-- Task inputs --
** Start **

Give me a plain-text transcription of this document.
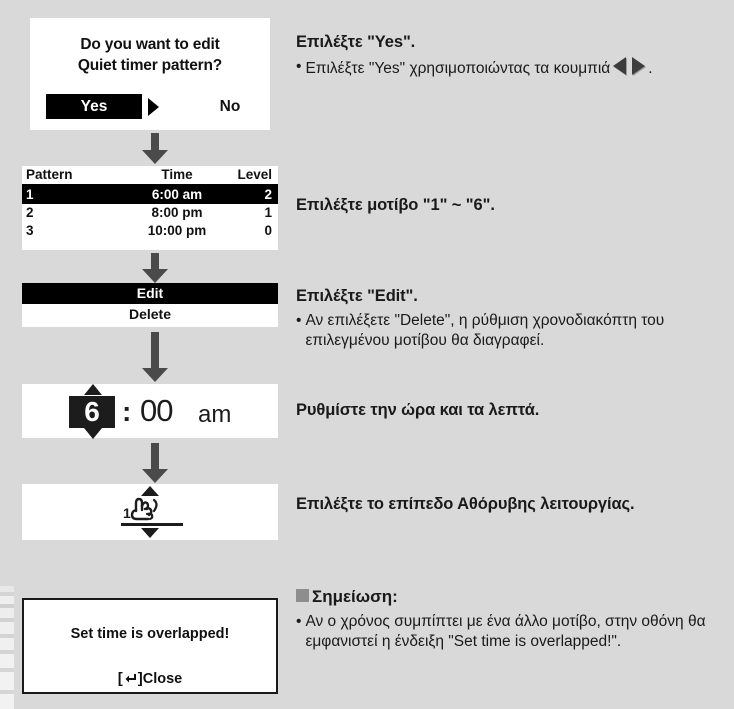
Do you want to edit
Quiet timer pattern?
Yes	No
Επιλέξτε "Yes".
• Επιλέξτε "Yes" χρησιμοποιώντας τα κουμπιά .
Pattern	Time	Level
1	6:00 am	2
2	8:00 pm	1
3	10:00 pm	0
Επιλέξτε μοτίβο "1" ~ "6".
Edit
Delete
Επιλέξτε "Edit".
• Αν επιλέξετε "Delete", η ρύθμιση χρονοδιακόπτη του επιλεγμένου μοτίβου θα διαγραφεί.
6 : 00 am	Ρυθμίστε την ώρα και τα λεπτά.
1	Επιλέξτε το επίπεδο Αθόρυβης λειτουργίας.
Set time is overlapped!
[ ] Close
Σημείωση:
• Αν ο χρόνος συμπίπτει με ένα άλλο μοτίβο, στην οθόνη θα εμφανιστεί η ένδειξη "Set time is overlapped!".
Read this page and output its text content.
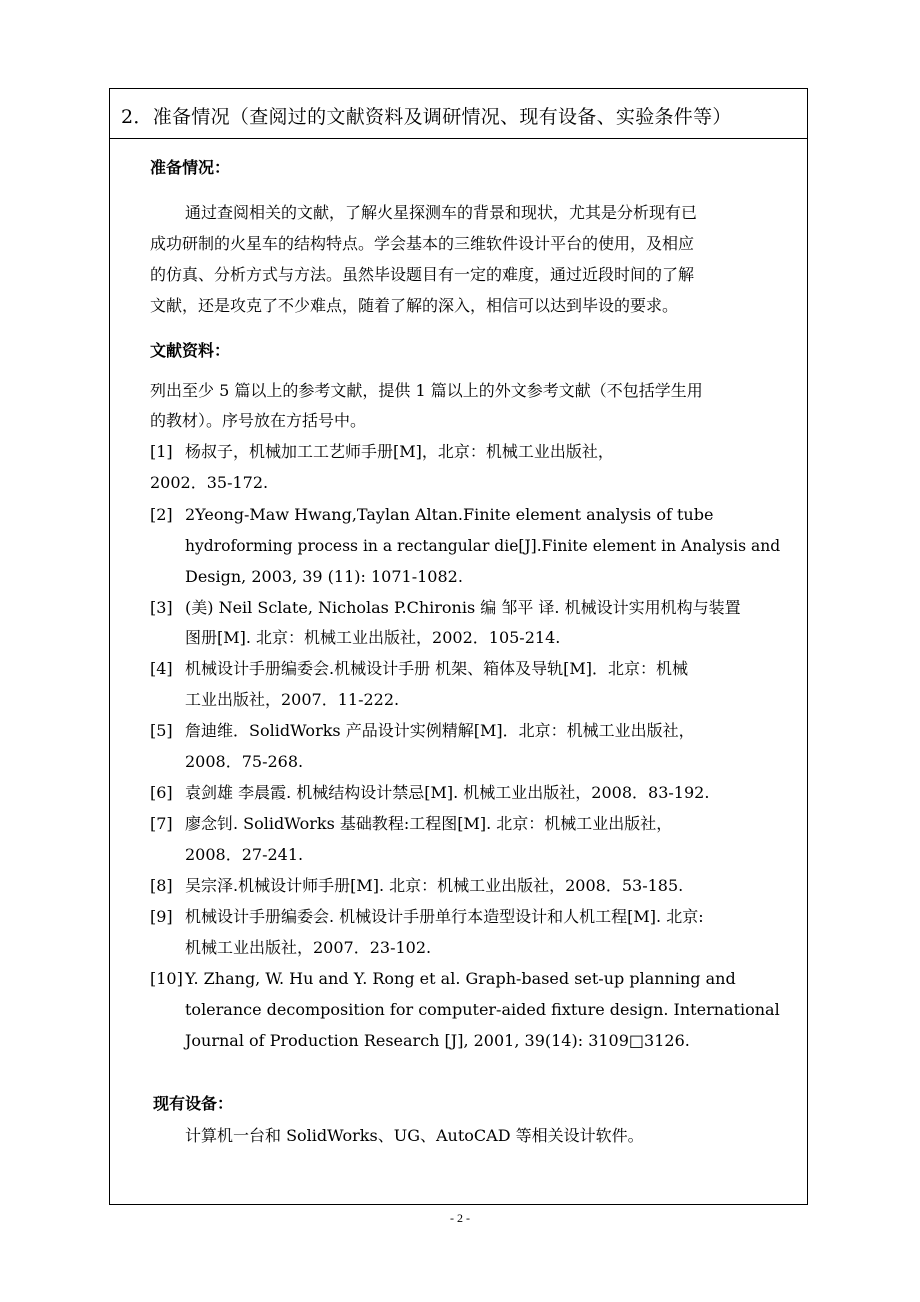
2．准备情况（查阅过的文献资料及调研情况、现有设备、实验条件等）
准备情况：
通过查阅相关的文献，了解火星探测车的背景和现状，尤其是分析现有已
成功研制的火星车的结构特点。学会基本的三维软件设计平台的使用，及相应
的仿真、分析方式与方法。虽然毕设题目有一定的难度，通过近段时间的了解
文献，还是攻克了不少难点，随着了解的深入，相信可以达到毕设的要求。
文献资料：
列出至少 5 篇以上的参考文献，提供 1 篇以上的外文参考文献（不包括学生用
的教材）。序号放在方括号中。
[1] 杨叔子，机械加工工艺师手册[M]，北京：机械工业出版社，
2002．35-172.
[2] 2Yeong-Maw Hwang,Taylan Altan.Finite element analysis of tube
hydroforming process in a rectangular die[J].Finite element in Analysis and
Design, 2003, 39 (11): 1071-1082.
[3] (美) Neil Sclate, Nicholas P.Chironis 编 邹平 译. 机械设计实用机构与装置
图册[M]. 北京：机械工业出版社，2002．105-214.
[4] 机械设计手册编委会.机械设计手册 机架、箱体及导轨[M]．北京：机械
工业出版社，2007．11-222.
[5] 詹迪维．SolidWorks 产品设计实例精解[M]．北京：机械工业出版社，
2008．75-268.
[6] 袁剑雄 李晨霞. 机械结构设计禁忌[M]. 机械工业出版社，2008．83-192.
[7] 廖念钊. SolidWorks 基础教程:工程图[M]. 北京：机械工业出版社，
2008．27-241.
[8] 吴宗泽.机械设计师手册[M]. 北京：机械工业出版社，2008．53-185.
[9] 机械设计手册编委会. 机械设计手册单行本造型设计和人机工程[M]. 北京:
机械工业出版社，2007．23-102.
[10] Y. Zhang, W. Hu and Y. Rong et al. Graph-based set-up planning and
tolerance decomposition for computer-aided fixture design. International
Journal of Production Research [J], 2001, 39(14): 3109□3126.
现有设备：
计算机一台和 SolidWorks、UG、AutoCAD 等相关设计软件。
- 2 -
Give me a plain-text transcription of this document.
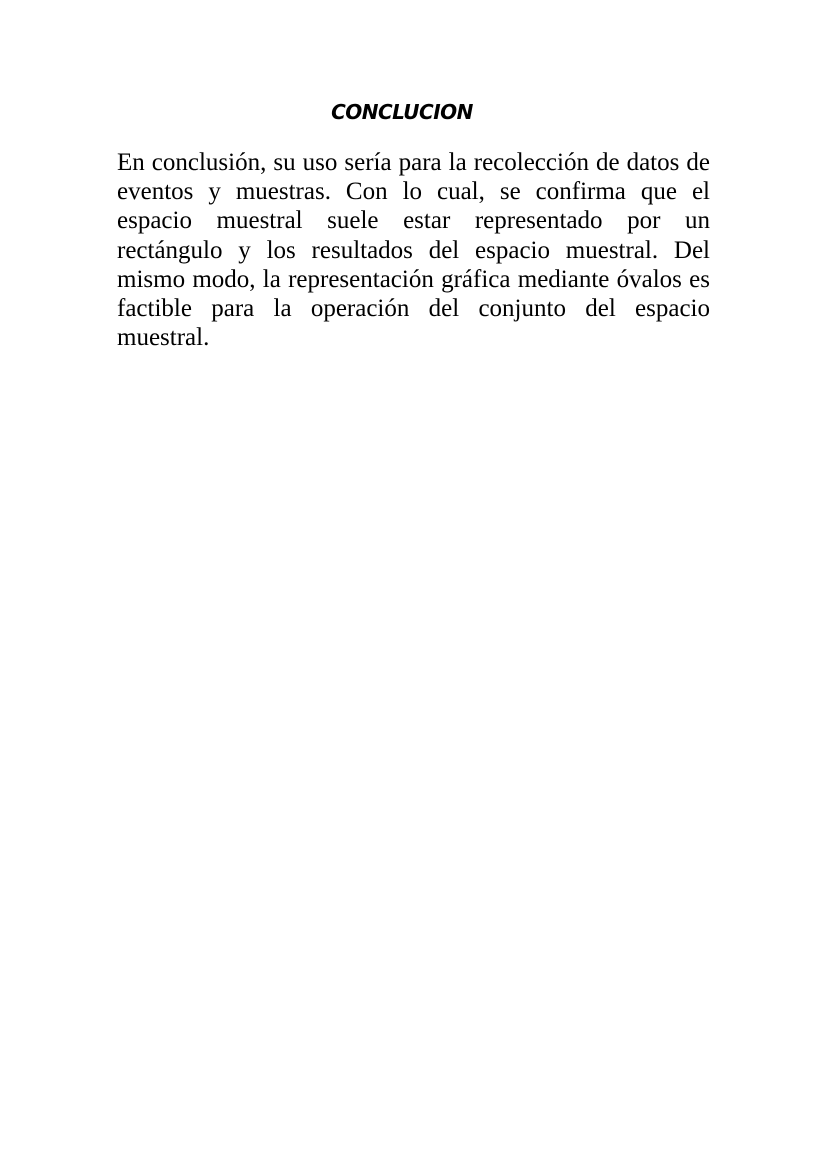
CONCLUCION

En conclusión, su uso sería para la recolección de datos de eventos y muestras. Con lo cual, se confirma que el espacio muestral suele estar representado por un rectángulo y los resultados del espacio muestral. Del mismo modo, la representación gráfica mediante óvalos es factible para la operación del conjunto del espacio muestral.
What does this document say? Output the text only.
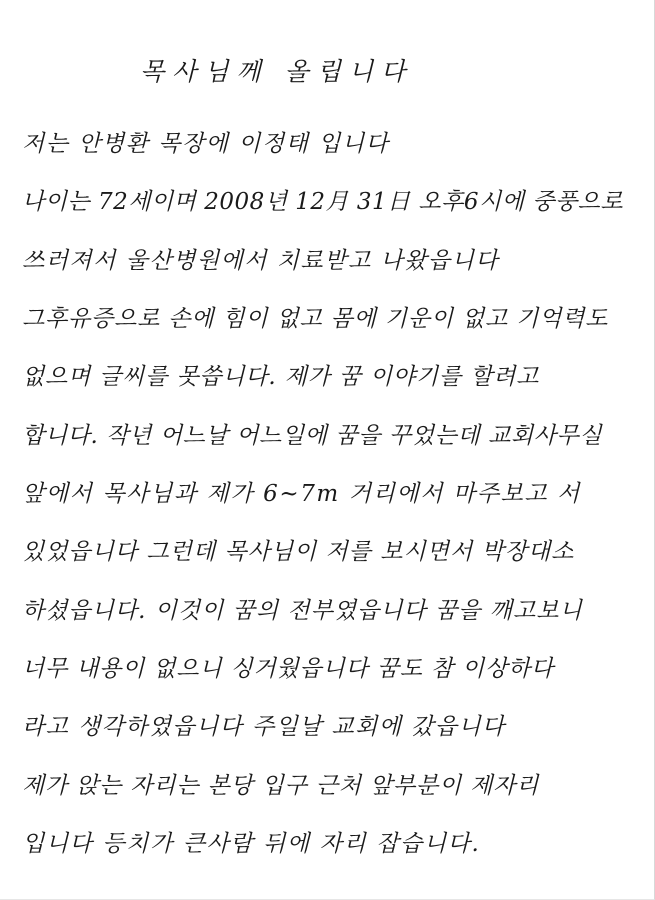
목사님께 올립니다
저는 안병환 목장에 이정태 입니다
나이는 72세이며 2008년 12月 31日 오후6시에 중풍으로
쓰러져서 울산병원에서 치료받고 나왔읍니다
그후유증으로 손에 힘이 없고 몸에 기운이 없고 기억력도
없으며 글씨를 못씁니다. 제가 꿈 이야기를 할려고
합니다. 작년 어느날 어느일에 꿈을 꾸었는데 교회사무실
앞에서 목사님과 제가 6~7m 거리에서 마주보고 서
있었읍니다 그런데 목사님이 저를 보시면서 박장대소
하셨읍니다. 이것이 꿈의 전부였읍니다 꿈을 깨고보니
너무 내용이 없으니 싱거웠읍니다 꿈도 참 이상하다
라고 생각하였읍니다 주일날 교회에 갔읍니다
제가 앉는 자리는 본당 입구 근처 앞부분이 제자리
입니다 등치가 큰사람 뒤에 자리 잡습니다.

** End **

-- What is being asked --
Retype, word for word, only the lines from the line with "What does this" to the final line of the listing above; the pictures do not belong in the copy.

-- The output --
What does this document say? Output the text only.
목사님께 올립니다
저는 안병환 목장에 이정태 입니다
나이는 72세이며 2008년 12月 31日 오후6시에 중풍으로
쓰러져서 울산병원에서 치료받고 나왔읍니다
그후유증으로 손에 힘이 없고 몸에 기운이 없고 기억력도
없으며 글씨를 못씁니다. 제가 꿈 이야기를 할려고
합니다. 작년 어느날 어느일에 꿈을 꾸었는데 교회사무실
앞에서 목사님과 제가 6~7m 거리에서 마주보고 서
있었읍니다 그런데 목사님이 저를 보시면서 박장대소
하셨읍니다. 이것이 꿈의 전부였읍니다 꿈을 깨고보니
너무 내용이 없으니 싱거웠읍니다 꿈도 참 이상하다
라고 생각하였읍니다 주일날 교회에 갔읍니다
제가 앉는 자리는 본당 입구 근처 앞부분이 제자리
입니다 등치가 큰사람 뒤에 자리 잡습니다.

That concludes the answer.